--- Begin Records for this task ---
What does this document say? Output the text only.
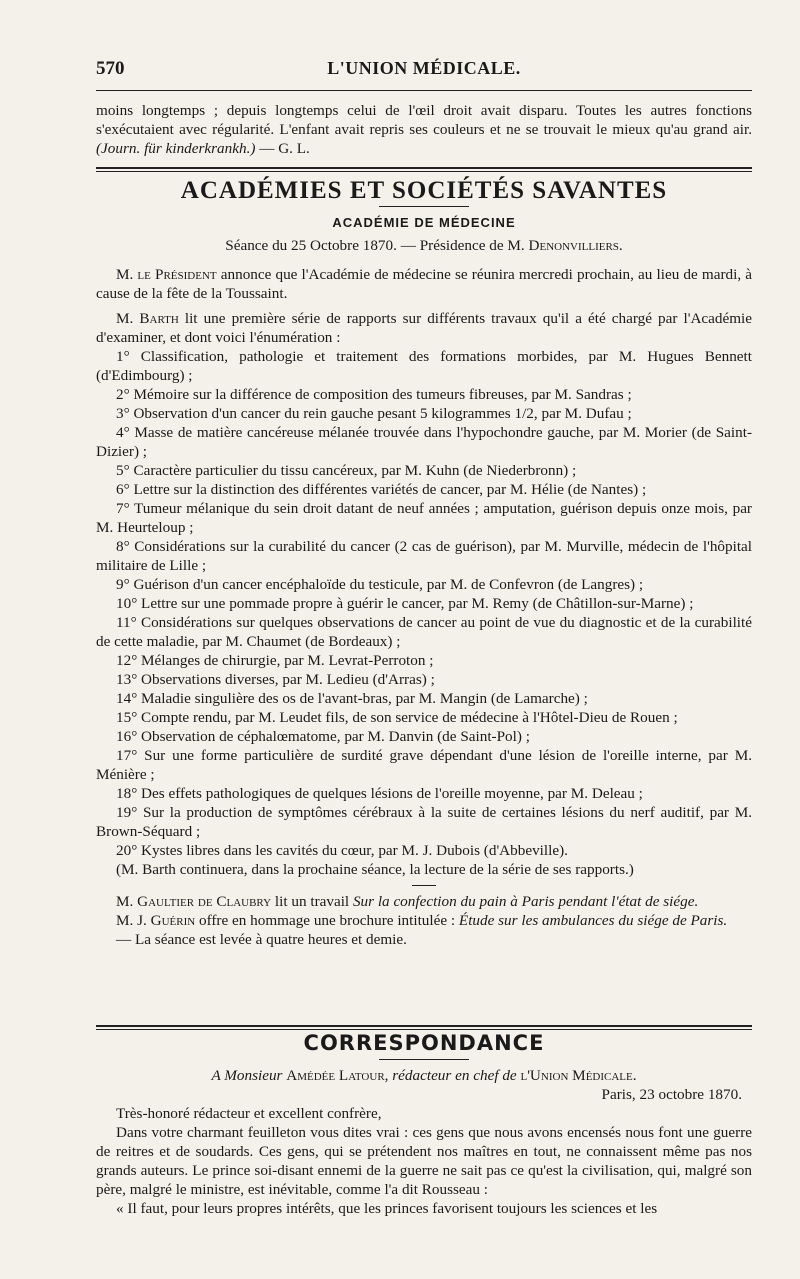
570	L'UNION MÉDICALE.

moins longtemps ; depuis longtemps celui de l'œil droit avait disparu. Toutes les autres fonctions s'exécutaient avec régularité. L'enfant avait repris ses couleurs et ne se trouvait le mieux qu'au grand air. (Journ. für kinderkrankh.) — G. L.

ACADÉMIES ET SOCIÉTÉS SAVANTES
ACADÉMIE DE MÉDECINE
Séance du 25 Octobre 1870. — Présidence de M. Denonvilliers.

M. le Président annonce que l'Académie de médecine se réunira mercredi prochain, au lieu de mardi, à cause de la fête de la Toussaint.

M. Barth lit une première série de rapports sur différents travaux qu'il a été chargé par l'Académie d'examiner, et dont voici l'énumération :

1° Classification, pathologie et traitement des formations morbides, par M. Hugues Bennett (d'Edimbourg) ;

2° Mémoire sur la différence de composition des tumeurs fibreuses, par M. Sandras ;

3° Observation d'un cancer du rein gauche pesant 5 kilogrammes 1/2, par M. Dufau ;

4° Masse de matière cancéreuse mélanée trouvée dans l'hypochondre gauche, par M. Morier (de Saint-Dizier) ;

5° Caractère particulier du tissu cancéreux, par M. Kuhn (de Niederbronn) ;

6° Lettre sur la distinction des différentes variétés de cancer, par M. Hélie (de Nantes) ;

7° Tumeur mélanique du sein droit datant de neuf années ; amputation, guérison depuis onze mois, par M. Heurteloup ;

8° Considérations sur la curabilité du cancer (2 cas de guérison), par M. Murville, médecin de l'hôpital militaire de Lille ;

9° Guérison d'un cancer encéphaloïde du testicule, par M. de Confevron (de Langres) ;

10° Lettre sur une pommade propre à guérir le cancer, par M. Remy (de Châtillon-sur-Marne) ;

11° Considérations sur quelques observations de cancer au point de vue du diagnostic et de la curabilité de cette maladie, par M. Chaumet (de Bordeaux) ;

12° Mélanges de chirurgie, par M. Levrat-Perroton ;

13° Observations diverses, par M. Ledieu (d'Arras) ;

14° Maladie singulière des os de l'avant-bras, par M. Mangin (de Lamarche) ;

15° Compte rendu, par M. Leudet fils, de son service de médecine à l'Hôtel-Dieu de Rouen ;

16° Observation de céphalœmatome, par M. Danvin (de Saint-Pol) ;

17° Sur une forme particulière de surdité grave dépendant d'une lésion de l'oreille interne, par M. Ménière ;

18° Des effets pathologiques de quelques lésions de l'oreille moyenne, par M. Deleau ;

19° Sur la production de symptômes cérébraux à la suite de certaines lésions du nerf auditif, par M. Brown-Séquard ;

20° Kystes libres dans les cavités du cœur, par M. J. Dubois (d'Abbeville).

(M. Barth continuera, dans la prochaine séance, la lecture de la série de ses rapports.)

M. Gaultier de Claubry lit un travail Sur la confection du pain à Paris pendant l'état de siége.

M. J. Guérin offre en hommage une brochure intitulée : Étude sur les ambulances du siége de Paris.

— La séance est levée à quatre heures et demie.

CORRESPONDANCE
A Monsieur Amédée Latour, rédacteur en chef de l'Union Médicale.

Paris, 23 octobre 1870.

Très-honoré rédacteur et excellent confrère,

Dans votre charmant feuilleton vous dites vrai : ces gens que nous avons encensés nous font une guerre de reitres et de soudards. Ces gens, qui se prétendent nos maîtres en tout, ne connaissent même pas nos grands auteurs. Le prince soi-disant ennemi de la guerre ne sait pas ce qu'est la civilisation, qui, malgré son père, malgré le ministre, est inévitable, comme l'a dit Rousseau :

« Il faut, pour leurs propres intérêts, que les princes favorisent toujours les sciences et les
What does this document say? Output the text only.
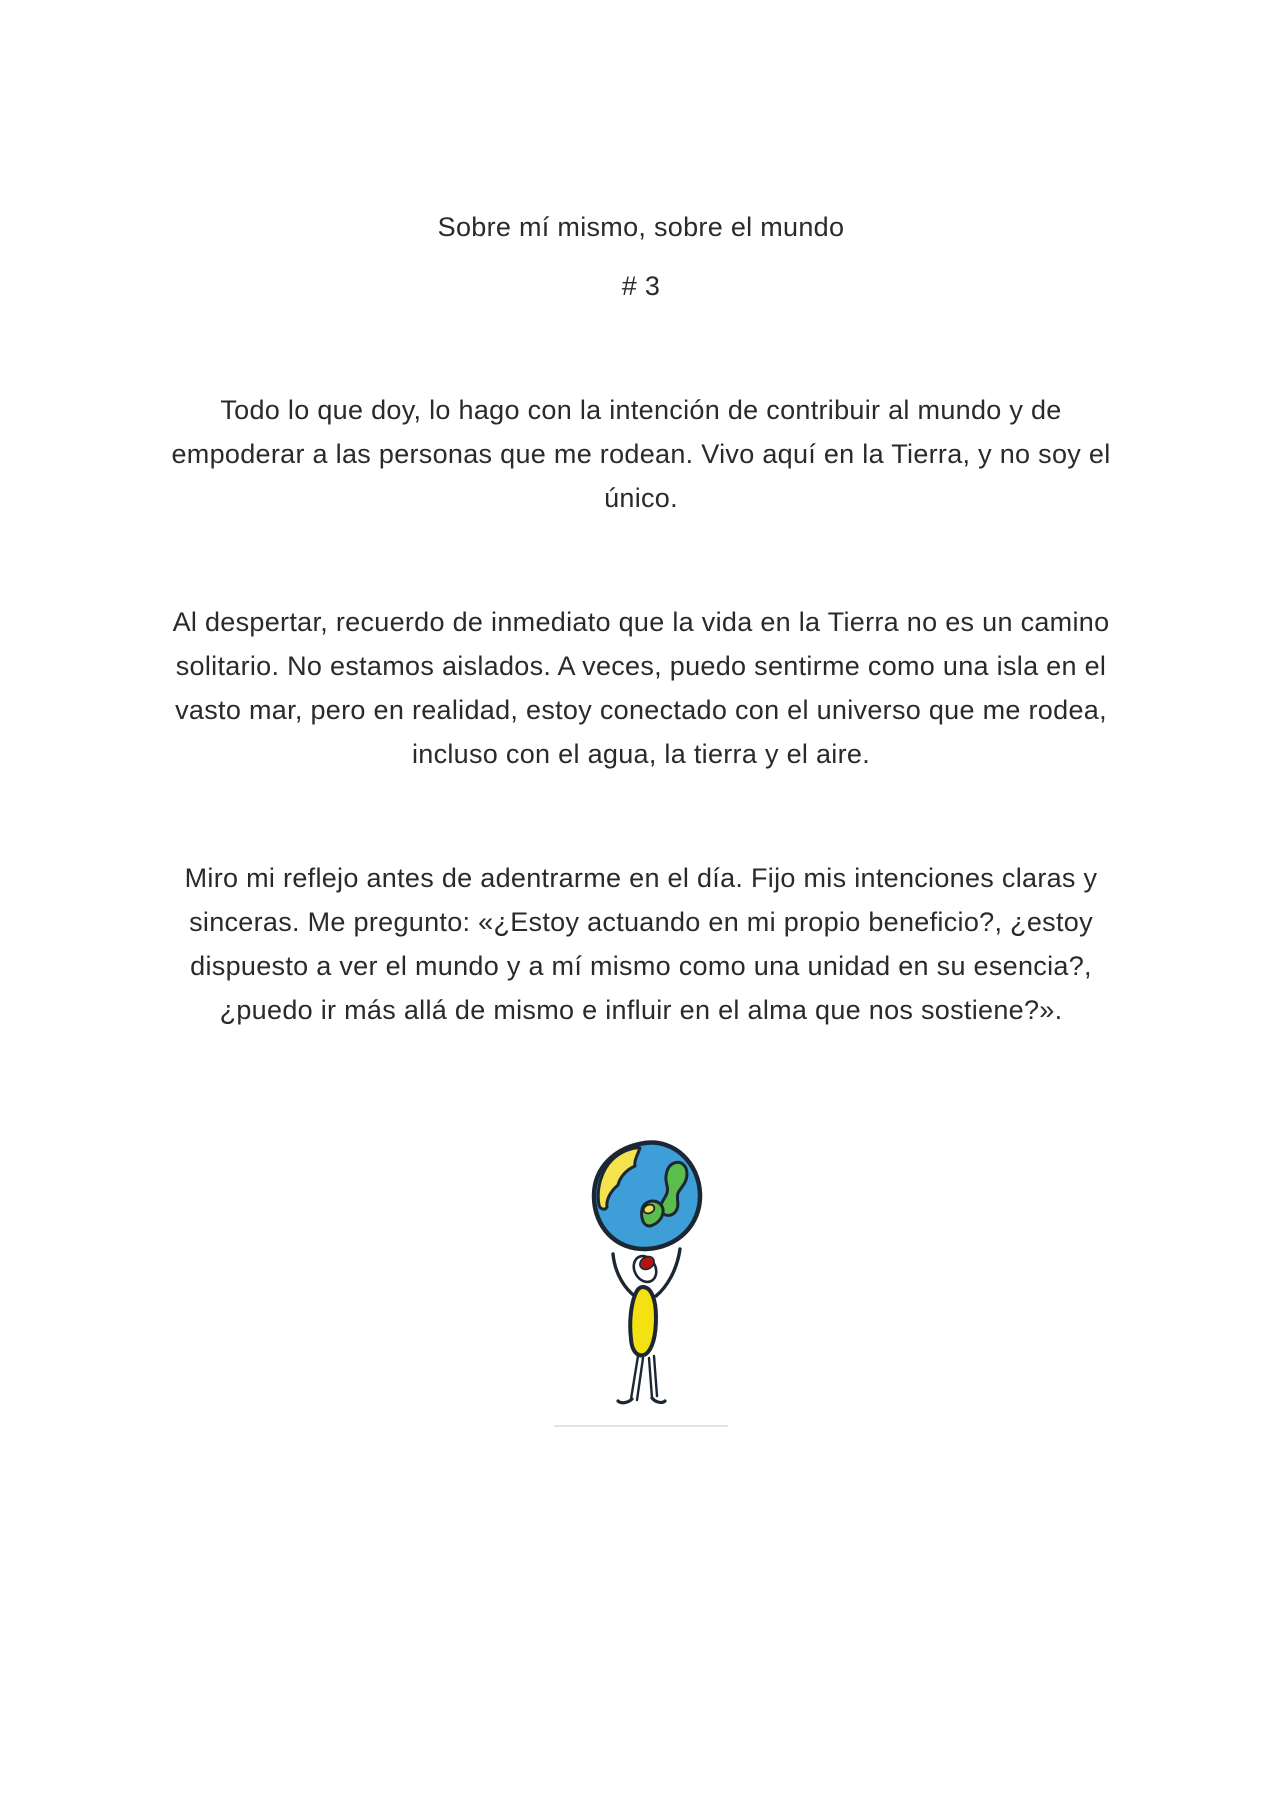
Sobre mí mismo, sobre el mundo
# 3
Todo lo que doy, lo hago con la intención de contribuir al mundo y de
empoderar a las personas que me rodean. Vivo aquí en la Tierra, y no soy el
único.
Al despertar, recuerdo de inmediato que la vida en la Tierra no es un camino
solitario. No estamos aislados. A veces, puedo sentirme como una isla en el
vasto mar, pero en realidad, estoy conectado con el universo que me rodea,
incluso con el agua, la tierra y el aire.
Miro mi reflejo antes de adentrarme en el día. Fijo mis intenciones claras y
sinceras. Me pregunto: «¿Estoy actuando en mi propio beneficio?, ¿estoy
dispuesto a ver el mundo y a mí mismo como una unidad en su esencia?,
¿puedo ir más allá de mismo e influir en el alma que nos sostiene?».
--- End Records for this task ---
> **Task instructions**: Check each line of the entries above for the word "estoy". List the ones that have it.

> **Exercise response**:
vasto mar, pero en realidad, estoy conectado con el universo que me rodea,
sinceras. Me pregunto: «¿Estoy actuando en mi propio beneficio?, ¿estoy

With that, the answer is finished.